**TASK DIRECTIONS:**
Check each line of the listing below for the string "Sentiment", and copy the ones that have it.

*** WORKING DATA ***

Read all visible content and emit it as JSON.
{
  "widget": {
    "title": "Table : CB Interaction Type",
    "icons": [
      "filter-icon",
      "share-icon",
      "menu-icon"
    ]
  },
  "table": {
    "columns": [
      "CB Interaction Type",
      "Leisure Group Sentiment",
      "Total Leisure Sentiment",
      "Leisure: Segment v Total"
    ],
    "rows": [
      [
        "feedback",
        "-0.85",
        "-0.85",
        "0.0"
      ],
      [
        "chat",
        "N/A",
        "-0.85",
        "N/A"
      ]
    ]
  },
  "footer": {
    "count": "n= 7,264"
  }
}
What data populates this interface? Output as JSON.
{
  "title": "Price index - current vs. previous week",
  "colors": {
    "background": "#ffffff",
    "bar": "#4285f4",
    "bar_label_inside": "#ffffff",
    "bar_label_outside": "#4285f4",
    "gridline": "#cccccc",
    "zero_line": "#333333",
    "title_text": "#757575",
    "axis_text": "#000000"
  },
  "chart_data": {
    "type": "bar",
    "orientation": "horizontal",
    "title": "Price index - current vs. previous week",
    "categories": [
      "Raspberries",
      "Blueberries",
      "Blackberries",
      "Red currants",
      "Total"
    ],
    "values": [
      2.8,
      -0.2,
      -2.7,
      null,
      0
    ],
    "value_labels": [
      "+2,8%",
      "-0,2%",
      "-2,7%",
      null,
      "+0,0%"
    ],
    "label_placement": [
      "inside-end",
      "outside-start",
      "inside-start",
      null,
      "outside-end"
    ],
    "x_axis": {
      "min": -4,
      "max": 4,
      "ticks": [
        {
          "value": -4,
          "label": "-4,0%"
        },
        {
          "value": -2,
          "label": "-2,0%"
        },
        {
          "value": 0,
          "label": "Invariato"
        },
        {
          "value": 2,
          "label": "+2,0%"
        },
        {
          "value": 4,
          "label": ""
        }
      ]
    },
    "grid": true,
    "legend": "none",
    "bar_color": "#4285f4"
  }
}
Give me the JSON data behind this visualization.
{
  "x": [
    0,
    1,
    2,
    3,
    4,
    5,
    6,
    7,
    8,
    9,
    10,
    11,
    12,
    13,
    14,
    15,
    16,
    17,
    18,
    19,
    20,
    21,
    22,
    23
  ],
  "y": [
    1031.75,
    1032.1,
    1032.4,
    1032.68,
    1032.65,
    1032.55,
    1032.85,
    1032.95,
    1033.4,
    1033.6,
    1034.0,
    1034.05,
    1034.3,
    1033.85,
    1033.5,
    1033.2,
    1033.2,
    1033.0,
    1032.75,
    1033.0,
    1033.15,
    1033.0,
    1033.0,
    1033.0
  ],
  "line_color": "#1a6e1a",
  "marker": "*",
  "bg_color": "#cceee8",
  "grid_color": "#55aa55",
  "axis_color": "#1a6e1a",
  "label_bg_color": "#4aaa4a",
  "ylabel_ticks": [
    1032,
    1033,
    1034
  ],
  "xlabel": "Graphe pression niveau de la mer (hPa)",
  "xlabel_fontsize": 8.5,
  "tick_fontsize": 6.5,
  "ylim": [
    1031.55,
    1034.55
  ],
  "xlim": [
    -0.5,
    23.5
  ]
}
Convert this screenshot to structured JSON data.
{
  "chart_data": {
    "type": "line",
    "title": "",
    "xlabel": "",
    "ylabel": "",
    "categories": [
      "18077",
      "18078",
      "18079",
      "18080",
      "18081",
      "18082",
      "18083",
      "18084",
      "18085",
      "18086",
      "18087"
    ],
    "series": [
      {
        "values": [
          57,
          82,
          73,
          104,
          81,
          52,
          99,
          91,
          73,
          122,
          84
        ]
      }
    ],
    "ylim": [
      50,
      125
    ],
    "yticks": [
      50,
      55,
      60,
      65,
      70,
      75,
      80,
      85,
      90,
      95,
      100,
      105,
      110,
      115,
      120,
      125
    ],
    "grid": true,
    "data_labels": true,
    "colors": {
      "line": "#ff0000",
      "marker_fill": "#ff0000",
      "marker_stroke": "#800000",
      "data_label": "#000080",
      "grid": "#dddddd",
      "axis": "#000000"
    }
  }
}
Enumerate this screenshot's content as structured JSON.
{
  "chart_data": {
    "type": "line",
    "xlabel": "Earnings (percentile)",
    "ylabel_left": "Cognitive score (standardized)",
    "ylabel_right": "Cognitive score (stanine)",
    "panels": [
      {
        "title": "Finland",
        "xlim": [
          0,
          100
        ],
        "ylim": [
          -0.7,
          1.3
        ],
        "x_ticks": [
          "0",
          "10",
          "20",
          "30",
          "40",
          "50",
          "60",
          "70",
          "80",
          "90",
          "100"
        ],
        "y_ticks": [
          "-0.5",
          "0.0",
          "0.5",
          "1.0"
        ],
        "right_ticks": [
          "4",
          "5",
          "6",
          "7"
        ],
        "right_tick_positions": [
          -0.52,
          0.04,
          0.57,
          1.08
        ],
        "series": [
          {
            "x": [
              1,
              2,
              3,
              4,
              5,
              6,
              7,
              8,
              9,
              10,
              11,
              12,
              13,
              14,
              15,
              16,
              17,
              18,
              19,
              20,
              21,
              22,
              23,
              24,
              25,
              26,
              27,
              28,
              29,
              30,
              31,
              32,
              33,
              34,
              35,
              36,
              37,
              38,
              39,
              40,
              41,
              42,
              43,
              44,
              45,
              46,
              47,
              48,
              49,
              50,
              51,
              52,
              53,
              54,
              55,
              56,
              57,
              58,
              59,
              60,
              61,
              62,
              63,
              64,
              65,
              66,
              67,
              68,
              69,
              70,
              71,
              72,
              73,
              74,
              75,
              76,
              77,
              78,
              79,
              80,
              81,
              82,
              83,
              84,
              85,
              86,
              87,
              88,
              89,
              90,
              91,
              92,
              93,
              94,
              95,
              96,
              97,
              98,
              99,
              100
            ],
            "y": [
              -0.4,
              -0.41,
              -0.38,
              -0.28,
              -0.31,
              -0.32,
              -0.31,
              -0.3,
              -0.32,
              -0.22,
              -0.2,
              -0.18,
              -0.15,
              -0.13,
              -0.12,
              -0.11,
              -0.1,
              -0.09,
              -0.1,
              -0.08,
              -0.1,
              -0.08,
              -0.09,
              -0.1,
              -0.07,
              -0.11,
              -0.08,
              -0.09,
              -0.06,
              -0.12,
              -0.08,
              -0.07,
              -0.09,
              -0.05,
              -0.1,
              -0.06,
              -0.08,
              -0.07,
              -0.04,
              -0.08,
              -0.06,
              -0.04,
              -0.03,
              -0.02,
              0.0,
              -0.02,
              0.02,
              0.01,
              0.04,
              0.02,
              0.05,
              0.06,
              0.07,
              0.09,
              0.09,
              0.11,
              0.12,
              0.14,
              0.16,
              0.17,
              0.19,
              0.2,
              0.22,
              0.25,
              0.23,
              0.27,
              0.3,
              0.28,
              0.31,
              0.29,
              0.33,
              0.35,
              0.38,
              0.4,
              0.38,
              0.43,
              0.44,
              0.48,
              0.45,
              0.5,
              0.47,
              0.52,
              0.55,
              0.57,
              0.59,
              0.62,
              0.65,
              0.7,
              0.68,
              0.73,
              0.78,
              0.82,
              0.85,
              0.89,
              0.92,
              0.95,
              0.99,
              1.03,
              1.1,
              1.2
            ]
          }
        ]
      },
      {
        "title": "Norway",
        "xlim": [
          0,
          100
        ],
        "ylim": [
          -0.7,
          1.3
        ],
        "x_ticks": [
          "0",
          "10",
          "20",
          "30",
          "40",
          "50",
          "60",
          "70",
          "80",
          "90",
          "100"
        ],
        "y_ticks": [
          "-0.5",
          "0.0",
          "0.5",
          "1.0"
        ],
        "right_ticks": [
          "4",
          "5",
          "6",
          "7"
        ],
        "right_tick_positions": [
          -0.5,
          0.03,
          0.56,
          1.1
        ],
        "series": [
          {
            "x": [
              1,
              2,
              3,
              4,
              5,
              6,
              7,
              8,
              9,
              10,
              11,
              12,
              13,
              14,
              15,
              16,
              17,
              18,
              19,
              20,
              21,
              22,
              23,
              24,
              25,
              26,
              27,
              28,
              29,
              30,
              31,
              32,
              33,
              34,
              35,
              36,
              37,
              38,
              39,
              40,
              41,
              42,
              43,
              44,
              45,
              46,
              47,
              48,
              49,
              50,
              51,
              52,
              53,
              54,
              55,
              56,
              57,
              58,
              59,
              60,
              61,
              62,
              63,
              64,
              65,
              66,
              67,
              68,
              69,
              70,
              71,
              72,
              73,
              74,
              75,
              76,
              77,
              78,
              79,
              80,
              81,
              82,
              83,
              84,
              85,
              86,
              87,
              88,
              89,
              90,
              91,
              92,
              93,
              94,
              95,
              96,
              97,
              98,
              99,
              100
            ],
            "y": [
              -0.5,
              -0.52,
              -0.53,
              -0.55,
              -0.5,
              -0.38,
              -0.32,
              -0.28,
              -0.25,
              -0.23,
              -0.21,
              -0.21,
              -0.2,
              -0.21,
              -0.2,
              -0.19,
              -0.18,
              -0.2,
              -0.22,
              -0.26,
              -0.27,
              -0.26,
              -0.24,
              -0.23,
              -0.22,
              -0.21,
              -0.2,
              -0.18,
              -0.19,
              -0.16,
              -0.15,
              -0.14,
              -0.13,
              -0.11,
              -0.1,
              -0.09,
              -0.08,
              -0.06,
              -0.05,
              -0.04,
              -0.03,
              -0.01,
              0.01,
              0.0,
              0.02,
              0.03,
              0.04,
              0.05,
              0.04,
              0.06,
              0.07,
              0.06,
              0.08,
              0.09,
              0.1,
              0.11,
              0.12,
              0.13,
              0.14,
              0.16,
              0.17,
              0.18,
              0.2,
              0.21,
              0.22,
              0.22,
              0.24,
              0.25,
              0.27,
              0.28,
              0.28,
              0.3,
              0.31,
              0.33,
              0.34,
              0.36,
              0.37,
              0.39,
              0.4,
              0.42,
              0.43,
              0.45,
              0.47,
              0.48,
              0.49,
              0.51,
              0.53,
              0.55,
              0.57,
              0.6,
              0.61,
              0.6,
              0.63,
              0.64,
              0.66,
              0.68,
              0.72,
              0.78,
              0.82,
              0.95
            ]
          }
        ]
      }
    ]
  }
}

***

**RESULT OF THE TASK:**
      "Leisure Group Sentiment",
      "Total Leisure Sentiment",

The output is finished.